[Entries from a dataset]

========

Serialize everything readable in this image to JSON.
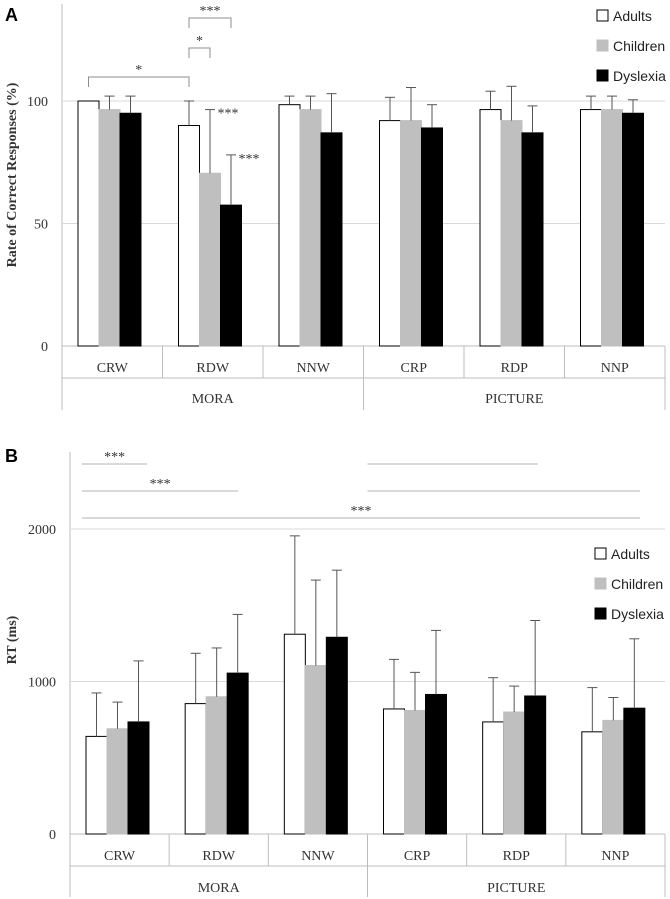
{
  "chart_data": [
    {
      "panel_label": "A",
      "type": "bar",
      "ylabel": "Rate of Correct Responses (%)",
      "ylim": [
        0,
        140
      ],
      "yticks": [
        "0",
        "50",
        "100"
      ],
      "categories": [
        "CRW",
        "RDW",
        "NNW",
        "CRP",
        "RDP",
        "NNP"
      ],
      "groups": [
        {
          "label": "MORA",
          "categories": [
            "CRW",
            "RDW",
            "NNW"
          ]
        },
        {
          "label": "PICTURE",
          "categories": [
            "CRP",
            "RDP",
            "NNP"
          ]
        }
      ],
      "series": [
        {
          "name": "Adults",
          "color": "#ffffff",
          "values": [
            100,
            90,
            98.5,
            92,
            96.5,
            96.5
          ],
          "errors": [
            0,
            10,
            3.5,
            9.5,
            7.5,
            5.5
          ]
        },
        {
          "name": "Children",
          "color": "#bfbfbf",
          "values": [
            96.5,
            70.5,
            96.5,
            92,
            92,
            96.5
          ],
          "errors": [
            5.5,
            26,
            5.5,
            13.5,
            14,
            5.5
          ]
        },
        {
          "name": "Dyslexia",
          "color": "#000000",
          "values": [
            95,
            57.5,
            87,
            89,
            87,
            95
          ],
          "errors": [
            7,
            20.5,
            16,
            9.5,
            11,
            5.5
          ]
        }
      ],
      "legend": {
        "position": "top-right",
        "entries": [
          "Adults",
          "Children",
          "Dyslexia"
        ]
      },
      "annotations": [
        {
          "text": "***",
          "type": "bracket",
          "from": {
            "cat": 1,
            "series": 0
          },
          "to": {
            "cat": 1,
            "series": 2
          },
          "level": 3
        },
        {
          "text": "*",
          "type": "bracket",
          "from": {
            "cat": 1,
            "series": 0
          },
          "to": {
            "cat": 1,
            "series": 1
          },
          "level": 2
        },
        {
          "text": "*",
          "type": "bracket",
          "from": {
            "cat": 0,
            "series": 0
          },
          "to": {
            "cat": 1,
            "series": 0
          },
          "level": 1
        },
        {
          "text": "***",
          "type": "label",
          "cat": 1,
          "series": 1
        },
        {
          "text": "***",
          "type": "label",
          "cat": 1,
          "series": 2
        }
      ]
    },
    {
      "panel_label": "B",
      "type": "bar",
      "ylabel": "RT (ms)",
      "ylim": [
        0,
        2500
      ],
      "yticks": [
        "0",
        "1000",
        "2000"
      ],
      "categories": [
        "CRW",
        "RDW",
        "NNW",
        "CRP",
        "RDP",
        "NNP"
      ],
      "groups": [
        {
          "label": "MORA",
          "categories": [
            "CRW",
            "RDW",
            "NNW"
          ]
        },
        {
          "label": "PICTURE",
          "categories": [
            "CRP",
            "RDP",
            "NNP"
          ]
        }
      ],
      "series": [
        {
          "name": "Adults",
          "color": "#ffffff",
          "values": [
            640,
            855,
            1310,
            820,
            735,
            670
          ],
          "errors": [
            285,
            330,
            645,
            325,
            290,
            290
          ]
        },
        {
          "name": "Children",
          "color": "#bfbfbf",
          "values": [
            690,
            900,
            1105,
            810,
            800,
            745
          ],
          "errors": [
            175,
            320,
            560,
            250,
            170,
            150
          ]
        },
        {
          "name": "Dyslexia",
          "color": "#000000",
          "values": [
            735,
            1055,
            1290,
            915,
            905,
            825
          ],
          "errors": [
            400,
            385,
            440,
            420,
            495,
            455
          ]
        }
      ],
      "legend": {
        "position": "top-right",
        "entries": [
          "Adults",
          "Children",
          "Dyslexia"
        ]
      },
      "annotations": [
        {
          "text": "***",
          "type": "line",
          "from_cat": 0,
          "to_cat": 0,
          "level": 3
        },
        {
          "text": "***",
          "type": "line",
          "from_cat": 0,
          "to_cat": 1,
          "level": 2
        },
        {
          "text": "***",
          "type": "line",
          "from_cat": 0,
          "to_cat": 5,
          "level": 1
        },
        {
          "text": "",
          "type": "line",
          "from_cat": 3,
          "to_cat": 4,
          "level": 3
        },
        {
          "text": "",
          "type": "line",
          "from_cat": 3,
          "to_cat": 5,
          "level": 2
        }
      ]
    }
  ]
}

========

- SHORT EXERCISE
Copy out all the data exactly; skip the pictures.

- RESULT FOR THIS EXERCISE
Serialize everything readable in this image to JSON.
{
  "chart_data": [
    {
      "panel_label": "A",
      "type": "bar",
      "ylabel": "Rate of Correct Responses (%)",
      "ylim": [
        0,
        140
      ],
      "yticks": [
        "0",
        "50",
        "100"
      ],
      "categories": [
        "CRW",
        "RDW",
        "NNW",
        "CRP",
        "RDP",
        "NNP"
      ],
      "groups": [
        {
          "label": "MORA",
          "categories": [
            "CRW",
            "RDW",
            "NNW"
          ]
        },
        {
          "label": "PICTURE",
          "categories": [
            "CRP",
            "RDP",
            "NNP"
          ]
        }
      ],
      "series": [
        {
          "name": "Adults",
          "color": "#ffffff",
          "values": [
            100,
            90,
            98.5,
            92,
            96.5,
            96.5
          ],
          "errors": [
            0,
            10,
            3.5,
            9.5,
            7.5,
            5.5
          ]
        },
        {
          "name": "Children",
          "color": "#bfbfbf",
          "values": [
            96.5,
            70.5,
            96.5,
            92,
            92,
            96.5
          ],
          "errors": [
            5.5,
            26,
            5.5,
            13.5,
            14,
            5.5
          ]
        },
        {
          "name": "Dyslexia",
          "color": "#000000",
          "values": [
            95,
            57.5,
            87,
            89,
            87,
            95
          ],
          "errors": [
            7,
            20.5,
            16,
            9.5,
            11,
            5.5
          ]
        }
      ],
      "legend": {
        "position": "top-right",
        "entries": [
          "Adults",
          "Children",
          "Dyslexia"
        ]
      },
      "annotations": [
        {
          "text": "***",
          "type": "bracket",
          "from": {
            "cat": 1,
            "series": 0
          },
          "to": {
            "cat": 1,
            "series": 2
          },
          "level": 3
        },
        {
          "text": "*",
          "type": "bracket",
          "from": {
            "cat": 1,
            "series": 0
          },
          "to": {
            "cat": 1,
            "series": 1
          },
          "level": 2
        },
        {
          "text": "*",
          "type": "bracket",
          "from": {
            "cat": 0,
            "series": 0
          },
          "to": {
            "cat": 1,
            "series": 0
          },
          "level": 1
        },
        {
          "text": "***",
          "type": "label",
          "cat": 1,
          "series": 1
        },
        {
          "text": "***",
          "type": "label",
          "cat": 1,
          "series": 2
        }
      ]
    },
    {
      "panel_label": "B",
      "type": "bar",
      "ylabel": "RT (ms)",
      "ylim": [
        0,
        2500
      ],
      "yticks": [
        "0",
        "1000",
        "2000"
      ],
      "categories": [
        "CRW",
        "RDW",
        "NNW",
        "CRP",
        "RDP",
        "NNP"
      ],
      "groups": [
        {
          "label": "MORA",
          "categories": [
            "CRW",
            "RDW",
            "NNW"
          ]
        },
        {
          "label": "PICTURE",
          "categories": [
            "CRP",
            "RDP",
            "NNP"
          ]
        }
      ],
      "series": [
        {
          "name": "Adults",
          "color": "#ffffff",
          "values": [
            640,
            855,
            1310,
            820,
            735,
            670
          ],
          "errors": [
            285,
            330,
            645,
            325,
            290,
            290
          ]
        },
        {
          "name": "Children",
          "color": "#bfbfbf",
          "values": [
            690,
            900,
            1105,
            810,
            800,
            745
          ],
          "errors": [
            175,
            320,
            560,
            250,
            170,
            150
          ]
        },
        {
          "name": "Dyslexia",
          "color": "#000000",
          "values": [
            735,
            1055,
            1290,
            915,
            905,
            825
          ],
          "errors": [
            400,
            385,
            440,
            420,
            495,
            455
          ]
        }
      ],
      "legend": {
        "position": "top-right",
        "entries": [
          "Adults",
          "Children",
          "Dyslexia"
        ]
      },
      "annotations": [
        {
          "text": "***",
          "type": "line",
          "from_cat": 0,
          "to_cat": 0,
          "level": 3
        },
        {
          "text": "***",
          "type": "line",
          "from_cat": 0,
          "to_cat": 1,
          "level": 2
        },
        {
          "text": "***",
          "type": "line",
          "from_cat": 0,
          "to_cat": 5,
          "level": 1
        },
        {
          "text": "",
          "type": "line",
          "from_cat": 3,
          "to_cat": 4,
          "level": 3
        },
        {
          "text": "",
          "type": "line",
          "from_cat": 3,
          "to_cat": 5,
          "level": 2
        }
      ]
    }
  ]
}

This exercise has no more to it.